-- Begin Input rows --

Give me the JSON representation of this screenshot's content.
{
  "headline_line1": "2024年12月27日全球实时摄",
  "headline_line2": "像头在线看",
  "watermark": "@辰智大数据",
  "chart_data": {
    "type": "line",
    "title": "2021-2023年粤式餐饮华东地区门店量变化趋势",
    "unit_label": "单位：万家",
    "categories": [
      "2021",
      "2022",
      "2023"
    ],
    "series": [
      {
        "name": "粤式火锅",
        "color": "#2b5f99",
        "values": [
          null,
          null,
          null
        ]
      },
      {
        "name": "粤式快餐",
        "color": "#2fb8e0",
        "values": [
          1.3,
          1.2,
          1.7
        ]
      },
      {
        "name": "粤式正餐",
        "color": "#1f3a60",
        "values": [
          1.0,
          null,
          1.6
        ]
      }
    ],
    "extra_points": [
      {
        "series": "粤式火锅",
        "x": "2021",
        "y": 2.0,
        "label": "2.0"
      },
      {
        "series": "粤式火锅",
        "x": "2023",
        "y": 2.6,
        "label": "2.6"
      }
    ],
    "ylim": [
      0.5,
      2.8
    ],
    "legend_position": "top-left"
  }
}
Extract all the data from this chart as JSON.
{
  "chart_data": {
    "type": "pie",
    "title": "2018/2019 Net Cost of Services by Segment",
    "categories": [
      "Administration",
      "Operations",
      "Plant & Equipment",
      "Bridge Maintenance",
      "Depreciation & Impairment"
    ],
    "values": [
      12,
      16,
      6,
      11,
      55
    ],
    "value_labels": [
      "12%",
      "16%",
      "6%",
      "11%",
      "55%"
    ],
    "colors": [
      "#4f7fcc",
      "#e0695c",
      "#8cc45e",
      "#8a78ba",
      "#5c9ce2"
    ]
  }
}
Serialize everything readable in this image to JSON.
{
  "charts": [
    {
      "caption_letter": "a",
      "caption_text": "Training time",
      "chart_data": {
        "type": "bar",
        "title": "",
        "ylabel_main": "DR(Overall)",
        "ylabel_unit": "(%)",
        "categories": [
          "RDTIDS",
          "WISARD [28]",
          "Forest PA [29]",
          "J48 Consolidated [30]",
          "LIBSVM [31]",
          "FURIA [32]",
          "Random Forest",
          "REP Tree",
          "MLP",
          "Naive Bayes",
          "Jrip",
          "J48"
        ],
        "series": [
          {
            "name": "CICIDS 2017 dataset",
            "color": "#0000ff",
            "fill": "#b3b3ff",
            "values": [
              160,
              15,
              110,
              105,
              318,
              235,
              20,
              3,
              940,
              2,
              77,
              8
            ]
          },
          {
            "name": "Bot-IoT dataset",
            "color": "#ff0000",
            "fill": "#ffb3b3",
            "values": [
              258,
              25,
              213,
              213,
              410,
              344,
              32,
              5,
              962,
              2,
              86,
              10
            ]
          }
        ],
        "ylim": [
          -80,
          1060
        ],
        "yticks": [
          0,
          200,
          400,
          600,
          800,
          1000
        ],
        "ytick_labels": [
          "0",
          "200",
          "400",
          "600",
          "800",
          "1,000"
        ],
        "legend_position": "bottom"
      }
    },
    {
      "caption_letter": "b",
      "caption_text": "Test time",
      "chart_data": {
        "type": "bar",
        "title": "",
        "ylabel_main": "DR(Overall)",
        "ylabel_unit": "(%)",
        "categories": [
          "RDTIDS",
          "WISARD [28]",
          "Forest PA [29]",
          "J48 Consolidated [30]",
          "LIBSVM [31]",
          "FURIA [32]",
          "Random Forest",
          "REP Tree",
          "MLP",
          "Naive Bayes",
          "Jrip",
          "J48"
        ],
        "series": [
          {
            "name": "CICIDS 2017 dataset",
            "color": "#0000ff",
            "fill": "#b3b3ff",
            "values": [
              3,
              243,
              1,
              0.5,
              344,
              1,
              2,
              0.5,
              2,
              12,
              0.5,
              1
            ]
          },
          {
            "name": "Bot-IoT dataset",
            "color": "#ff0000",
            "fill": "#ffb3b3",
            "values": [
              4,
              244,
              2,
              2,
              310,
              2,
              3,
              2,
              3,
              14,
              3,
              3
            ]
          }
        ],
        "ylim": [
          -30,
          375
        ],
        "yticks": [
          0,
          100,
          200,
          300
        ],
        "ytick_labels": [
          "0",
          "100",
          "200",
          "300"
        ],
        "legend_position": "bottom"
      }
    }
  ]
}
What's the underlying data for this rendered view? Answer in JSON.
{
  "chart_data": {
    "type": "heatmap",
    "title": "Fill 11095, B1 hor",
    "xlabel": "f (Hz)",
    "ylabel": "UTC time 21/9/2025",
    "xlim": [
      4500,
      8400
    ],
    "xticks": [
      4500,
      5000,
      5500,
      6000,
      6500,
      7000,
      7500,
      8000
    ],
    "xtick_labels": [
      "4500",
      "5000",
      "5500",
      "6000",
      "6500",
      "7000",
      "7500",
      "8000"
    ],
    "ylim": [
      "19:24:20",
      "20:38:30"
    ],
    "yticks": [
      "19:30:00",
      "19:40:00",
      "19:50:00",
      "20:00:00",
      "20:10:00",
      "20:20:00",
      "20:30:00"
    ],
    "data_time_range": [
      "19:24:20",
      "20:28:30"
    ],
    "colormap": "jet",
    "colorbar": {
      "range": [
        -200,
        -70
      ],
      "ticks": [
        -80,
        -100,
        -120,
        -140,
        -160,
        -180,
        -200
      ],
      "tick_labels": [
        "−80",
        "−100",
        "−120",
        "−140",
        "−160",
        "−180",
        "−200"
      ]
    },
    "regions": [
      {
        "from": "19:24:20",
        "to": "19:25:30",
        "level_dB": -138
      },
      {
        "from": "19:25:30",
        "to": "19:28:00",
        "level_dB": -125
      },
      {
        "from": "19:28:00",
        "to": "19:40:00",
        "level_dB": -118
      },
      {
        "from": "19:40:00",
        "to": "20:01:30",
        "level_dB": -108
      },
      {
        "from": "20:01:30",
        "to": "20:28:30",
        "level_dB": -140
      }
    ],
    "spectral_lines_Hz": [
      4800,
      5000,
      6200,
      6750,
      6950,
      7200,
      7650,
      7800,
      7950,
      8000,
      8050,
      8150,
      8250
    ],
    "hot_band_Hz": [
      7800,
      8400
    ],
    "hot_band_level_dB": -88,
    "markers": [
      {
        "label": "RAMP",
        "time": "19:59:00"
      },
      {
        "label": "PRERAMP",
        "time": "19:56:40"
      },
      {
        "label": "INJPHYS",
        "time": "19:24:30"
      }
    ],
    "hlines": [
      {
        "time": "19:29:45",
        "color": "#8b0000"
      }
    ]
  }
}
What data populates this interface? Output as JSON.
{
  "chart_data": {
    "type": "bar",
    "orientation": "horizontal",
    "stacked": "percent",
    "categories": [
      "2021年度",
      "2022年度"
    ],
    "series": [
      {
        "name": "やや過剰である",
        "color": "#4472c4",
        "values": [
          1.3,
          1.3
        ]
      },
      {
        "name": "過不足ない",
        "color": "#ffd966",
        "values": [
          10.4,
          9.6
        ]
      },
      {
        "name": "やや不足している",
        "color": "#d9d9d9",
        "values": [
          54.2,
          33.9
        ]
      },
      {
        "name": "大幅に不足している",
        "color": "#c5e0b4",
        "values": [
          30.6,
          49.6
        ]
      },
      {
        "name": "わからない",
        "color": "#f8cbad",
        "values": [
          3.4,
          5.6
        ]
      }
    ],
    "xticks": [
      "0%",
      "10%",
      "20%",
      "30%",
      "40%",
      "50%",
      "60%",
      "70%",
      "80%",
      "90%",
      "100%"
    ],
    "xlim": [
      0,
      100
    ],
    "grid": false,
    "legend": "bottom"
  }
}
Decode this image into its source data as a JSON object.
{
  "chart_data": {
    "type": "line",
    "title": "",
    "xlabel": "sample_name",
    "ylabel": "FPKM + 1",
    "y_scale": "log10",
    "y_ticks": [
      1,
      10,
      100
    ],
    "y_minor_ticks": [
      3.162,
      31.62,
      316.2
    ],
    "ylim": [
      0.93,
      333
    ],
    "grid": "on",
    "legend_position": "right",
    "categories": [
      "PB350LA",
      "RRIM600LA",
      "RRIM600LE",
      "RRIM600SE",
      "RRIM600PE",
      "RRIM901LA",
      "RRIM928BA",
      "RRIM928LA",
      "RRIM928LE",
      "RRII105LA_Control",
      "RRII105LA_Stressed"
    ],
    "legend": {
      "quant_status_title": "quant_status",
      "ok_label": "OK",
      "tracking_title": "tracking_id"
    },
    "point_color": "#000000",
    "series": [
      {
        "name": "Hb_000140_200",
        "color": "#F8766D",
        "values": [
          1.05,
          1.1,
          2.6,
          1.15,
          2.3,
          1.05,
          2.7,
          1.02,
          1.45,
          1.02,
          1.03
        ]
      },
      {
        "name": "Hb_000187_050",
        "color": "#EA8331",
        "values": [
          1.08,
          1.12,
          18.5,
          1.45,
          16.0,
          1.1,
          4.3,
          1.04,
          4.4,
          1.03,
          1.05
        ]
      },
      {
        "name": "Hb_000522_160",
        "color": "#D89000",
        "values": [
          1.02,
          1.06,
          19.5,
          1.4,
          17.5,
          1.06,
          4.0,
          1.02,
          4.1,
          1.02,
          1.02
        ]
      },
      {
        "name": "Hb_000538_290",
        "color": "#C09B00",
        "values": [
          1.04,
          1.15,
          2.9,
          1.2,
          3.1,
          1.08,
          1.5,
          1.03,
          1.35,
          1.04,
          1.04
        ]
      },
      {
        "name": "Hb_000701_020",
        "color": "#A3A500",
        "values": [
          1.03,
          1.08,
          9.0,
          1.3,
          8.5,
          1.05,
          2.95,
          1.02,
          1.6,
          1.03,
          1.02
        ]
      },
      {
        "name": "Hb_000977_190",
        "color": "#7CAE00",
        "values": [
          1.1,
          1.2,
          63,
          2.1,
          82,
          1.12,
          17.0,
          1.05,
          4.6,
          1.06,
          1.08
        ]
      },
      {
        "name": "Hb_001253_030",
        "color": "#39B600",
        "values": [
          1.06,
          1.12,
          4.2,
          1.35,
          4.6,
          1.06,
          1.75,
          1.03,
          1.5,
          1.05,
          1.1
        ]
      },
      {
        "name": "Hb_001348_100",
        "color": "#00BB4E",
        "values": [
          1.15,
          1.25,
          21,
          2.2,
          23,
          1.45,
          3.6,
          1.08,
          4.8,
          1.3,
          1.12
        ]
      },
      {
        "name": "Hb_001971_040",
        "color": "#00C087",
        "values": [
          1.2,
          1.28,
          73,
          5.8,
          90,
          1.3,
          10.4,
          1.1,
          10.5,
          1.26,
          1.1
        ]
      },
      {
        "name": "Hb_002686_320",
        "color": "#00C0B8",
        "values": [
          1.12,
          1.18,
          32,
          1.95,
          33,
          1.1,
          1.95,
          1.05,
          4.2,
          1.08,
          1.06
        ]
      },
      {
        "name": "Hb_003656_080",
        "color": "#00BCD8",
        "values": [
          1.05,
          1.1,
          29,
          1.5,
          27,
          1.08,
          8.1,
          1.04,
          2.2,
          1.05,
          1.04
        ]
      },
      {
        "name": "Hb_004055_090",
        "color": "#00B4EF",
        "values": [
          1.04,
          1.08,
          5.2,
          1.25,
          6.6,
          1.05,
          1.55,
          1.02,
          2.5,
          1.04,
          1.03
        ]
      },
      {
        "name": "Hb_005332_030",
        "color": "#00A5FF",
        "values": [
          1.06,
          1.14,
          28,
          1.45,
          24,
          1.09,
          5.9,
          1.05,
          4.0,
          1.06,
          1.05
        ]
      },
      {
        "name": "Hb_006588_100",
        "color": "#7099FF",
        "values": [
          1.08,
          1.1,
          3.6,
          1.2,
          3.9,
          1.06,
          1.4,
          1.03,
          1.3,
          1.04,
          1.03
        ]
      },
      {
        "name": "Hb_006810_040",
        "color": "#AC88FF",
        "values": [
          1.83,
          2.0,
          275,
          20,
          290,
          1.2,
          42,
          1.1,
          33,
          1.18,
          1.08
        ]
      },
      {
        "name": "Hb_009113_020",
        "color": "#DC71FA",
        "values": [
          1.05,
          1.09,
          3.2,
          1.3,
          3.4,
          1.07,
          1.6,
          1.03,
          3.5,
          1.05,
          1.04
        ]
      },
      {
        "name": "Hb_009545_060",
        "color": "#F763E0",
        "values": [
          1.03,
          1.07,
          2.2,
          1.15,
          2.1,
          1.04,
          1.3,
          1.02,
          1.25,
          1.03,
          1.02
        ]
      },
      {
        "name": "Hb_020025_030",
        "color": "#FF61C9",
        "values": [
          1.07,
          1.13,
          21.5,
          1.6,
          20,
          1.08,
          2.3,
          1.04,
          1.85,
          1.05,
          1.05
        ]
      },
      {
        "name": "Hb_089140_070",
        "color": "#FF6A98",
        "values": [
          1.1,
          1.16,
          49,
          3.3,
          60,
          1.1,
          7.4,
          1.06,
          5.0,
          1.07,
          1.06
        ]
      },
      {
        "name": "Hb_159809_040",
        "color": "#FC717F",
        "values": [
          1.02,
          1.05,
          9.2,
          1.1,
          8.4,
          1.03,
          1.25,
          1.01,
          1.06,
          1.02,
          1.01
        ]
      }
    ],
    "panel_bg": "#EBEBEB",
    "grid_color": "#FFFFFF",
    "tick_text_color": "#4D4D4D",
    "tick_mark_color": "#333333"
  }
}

-- End Input rows --

Pull out every line of the records that includes the string "JSON".

* **Response to this exercise**:
Give me the JSON representation of this screenshot's content.
Extract all the data from this chart as JSON.
Serialize everything readable in this image to JSON.
What's the underlying data for this rendered view? Answer in JSON.
What data populates this interface? Output as JSON.
Decode this image into its source data as a JSON object.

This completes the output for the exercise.